**RINCIAN SOAL:**
Cetaklah ulang, tanpa mengubah satu huruf pun, bagian bacaan tentang korupsi dan kegagalan pendidikan yang dibuka dengan kata-kata berisi "Lebih tragisnya, kasus" dan ditutup dengan "kesejahteraan rakyat Indonesia.".

**BACAAN YANG DIBERIKAN:**
---
Melihat kenyataan-kenyataan tersebut, kita bisa mencermati betapa besar dan tingginya pelanggaran pada nilai-nilai yang terkandung dalam Bangsa ini. Hal ini diperparah lagi oleh tindakan-tindakan yang sangat tidak etis yang dipertontonkan oleh para oknum pejabat dan tokoh masyarakat yang hampir tersebar keseluruh aspek dan sendi-sendi kehidupan, seperti korupsi, kolusi dan nepotisme (KKN), yang menjadikan runhtuhnya harga dan martabat bangsa Indonesia.
Lebih tragisnya, kasus korupsi terbesar di Indonesisa justru berada di Department Pendidikan (DIKNAS) dan Department Agama (DEPAG) yang notabene adalah lembaga negara tempatnya orang-orang yang berpendidikan tingkat tinggi dan para tokoh agama (paling faham terhadap agama). Tetapi yang terjadi malah sebaliknya, bahwa lembaga tersebut tidak lebih hanya menjadi sarangnya para penyamun, para penjahat Negara, pemakan harta rakyat, yang seharusnya diberdayakan untuk kesejahteraan rakyat Indonesia.
Hal ini menunjukkan indikasi bahwa pendidikan yang berlangsung selama ini belum memberikan hasil yang optimal dan sesuai dengan sasaran atau bisa dibilang inilah akibat kegagalan dari sector pendidikan dalam penyadaran nilai-nilai secara bermakna dalam kehidupan. Nilai-nilai luhur dan universal yang ditanamkan dan disosialisasikan di sekolah-sekolah tampaknya belum menjadi karakter yang mempribadi atau menginternalisasi pada diri peserta didik.
---
**BARIS DATA:**
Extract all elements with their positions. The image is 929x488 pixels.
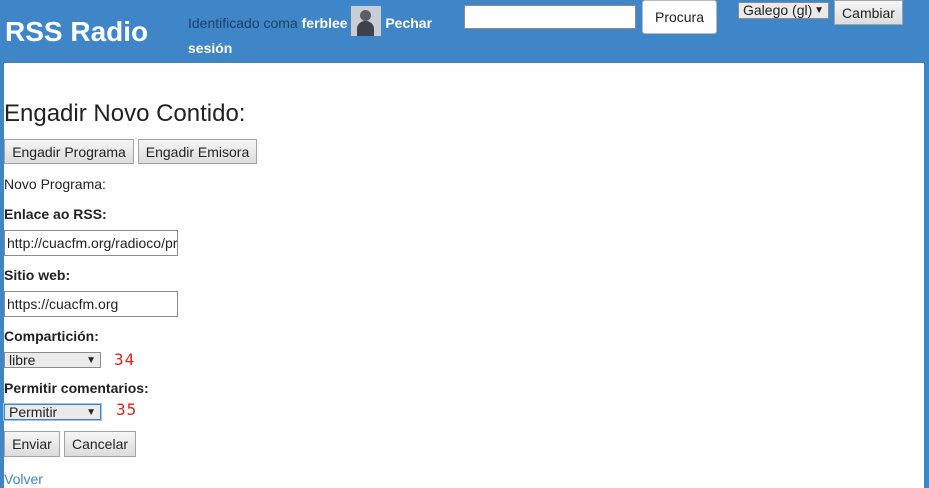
---
**JAWABAN LATIHAN:**
Lebih tragisnya, kasus korupsi terbesar di Indonesisa justru berada di Department Pendidikan (DIKNAS) dan Department Agama (DEPAG) yang notabene adalah lembaga negara tempatnya orang-orang yang berpendidikan tingkat tinggi dan para tokoh agama (paling faham terhadap agama). Tetapi yang terjadi malah sebaliknya, bahwa lembaga tersebut tidak lebih hanya menjadi sarangnya para penyamun, para penjahat Negara, pemakan harta rakyat, yang seharusnya diberdayakan untuk kesejahteraan rakyat Indonesia.